*Given instruction*: Identify every line in the records below that contains the word "document", and copy each of those lines.

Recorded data
[Begin]

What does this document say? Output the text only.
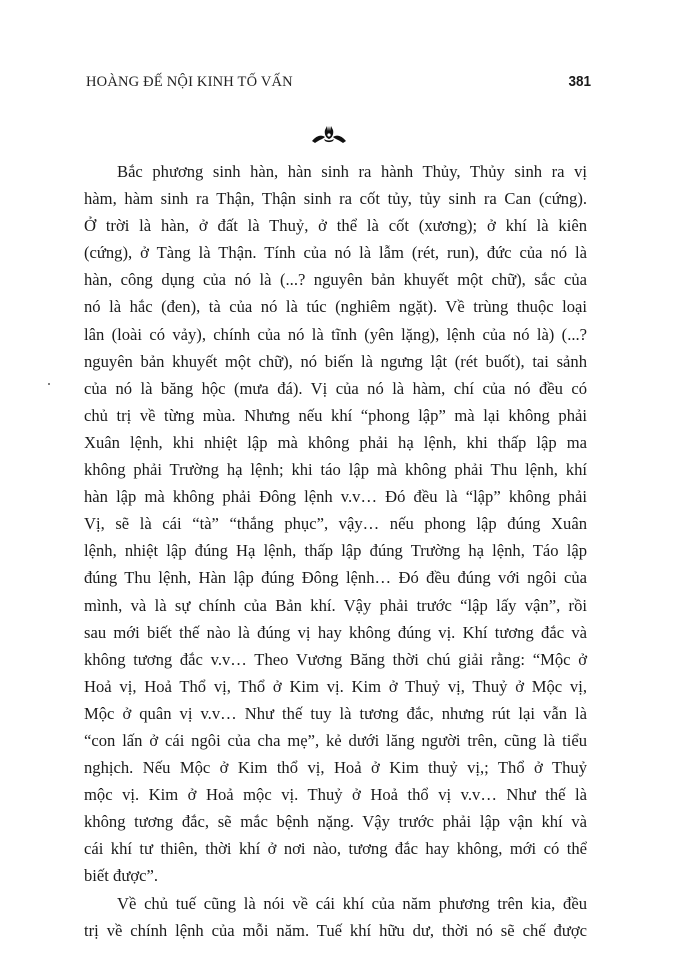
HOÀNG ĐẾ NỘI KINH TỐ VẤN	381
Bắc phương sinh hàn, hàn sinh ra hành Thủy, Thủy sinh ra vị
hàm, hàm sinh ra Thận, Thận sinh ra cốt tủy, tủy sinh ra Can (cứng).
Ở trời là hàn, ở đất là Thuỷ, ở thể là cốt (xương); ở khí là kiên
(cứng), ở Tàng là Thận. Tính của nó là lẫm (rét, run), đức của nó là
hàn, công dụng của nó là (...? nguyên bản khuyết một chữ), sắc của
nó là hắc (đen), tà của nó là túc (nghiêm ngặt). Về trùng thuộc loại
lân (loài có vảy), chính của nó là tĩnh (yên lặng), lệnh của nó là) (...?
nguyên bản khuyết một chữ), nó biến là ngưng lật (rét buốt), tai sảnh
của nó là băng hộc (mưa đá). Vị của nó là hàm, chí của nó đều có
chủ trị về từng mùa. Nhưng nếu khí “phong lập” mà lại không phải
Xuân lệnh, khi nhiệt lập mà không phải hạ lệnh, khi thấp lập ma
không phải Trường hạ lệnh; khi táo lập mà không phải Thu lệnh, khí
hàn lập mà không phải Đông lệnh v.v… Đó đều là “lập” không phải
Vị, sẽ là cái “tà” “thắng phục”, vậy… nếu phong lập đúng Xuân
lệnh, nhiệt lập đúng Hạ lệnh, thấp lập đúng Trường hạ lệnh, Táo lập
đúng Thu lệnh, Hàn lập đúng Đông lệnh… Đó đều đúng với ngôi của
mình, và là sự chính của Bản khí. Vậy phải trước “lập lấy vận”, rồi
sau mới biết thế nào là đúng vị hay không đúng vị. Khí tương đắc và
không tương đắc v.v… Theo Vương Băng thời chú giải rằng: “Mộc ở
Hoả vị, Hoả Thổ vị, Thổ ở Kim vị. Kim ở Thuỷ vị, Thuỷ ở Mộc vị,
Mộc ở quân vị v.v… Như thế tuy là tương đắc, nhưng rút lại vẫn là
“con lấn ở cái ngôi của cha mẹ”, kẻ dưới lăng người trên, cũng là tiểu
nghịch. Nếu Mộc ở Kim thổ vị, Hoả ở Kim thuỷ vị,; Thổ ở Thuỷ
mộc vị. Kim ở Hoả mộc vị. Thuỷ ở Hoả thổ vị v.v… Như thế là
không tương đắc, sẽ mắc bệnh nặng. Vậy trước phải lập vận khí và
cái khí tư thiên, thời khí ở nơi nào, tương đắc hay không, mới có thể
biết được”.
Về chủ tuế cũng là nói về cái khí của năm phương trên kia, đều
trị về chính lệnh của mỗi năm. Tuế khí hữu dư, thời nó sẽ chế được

[End]
[Begin]

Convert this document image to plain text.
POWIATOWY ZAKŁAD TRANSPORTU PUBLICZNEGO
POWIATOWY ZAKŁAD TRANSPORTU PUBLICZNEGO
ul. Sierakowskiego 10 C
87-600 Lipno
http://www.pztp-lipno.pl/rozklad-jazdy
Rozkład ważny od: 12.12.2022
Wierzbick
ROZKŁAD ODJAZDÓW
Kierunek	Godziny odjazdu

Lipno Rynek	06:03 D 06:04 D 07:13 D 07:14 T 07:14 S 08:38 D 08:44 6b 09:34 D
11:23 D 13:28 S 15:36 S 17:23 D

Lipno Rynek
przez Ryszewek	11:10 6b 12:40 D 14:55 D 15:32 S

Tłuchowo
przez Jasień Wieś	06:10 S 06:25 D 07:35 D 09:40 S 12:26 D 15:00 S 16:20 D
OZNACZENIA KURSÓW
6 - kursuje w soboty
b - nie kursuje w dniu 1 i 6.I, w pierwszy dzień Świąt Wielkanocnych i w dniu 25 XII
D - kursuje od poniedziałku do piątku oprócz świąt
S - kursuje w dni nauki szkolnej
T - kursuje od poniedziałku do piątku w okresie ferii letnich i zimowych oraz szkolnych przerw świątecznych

[End]

*Correct output*:
What does this document say? Output the text only.
Convert this document image to plain text.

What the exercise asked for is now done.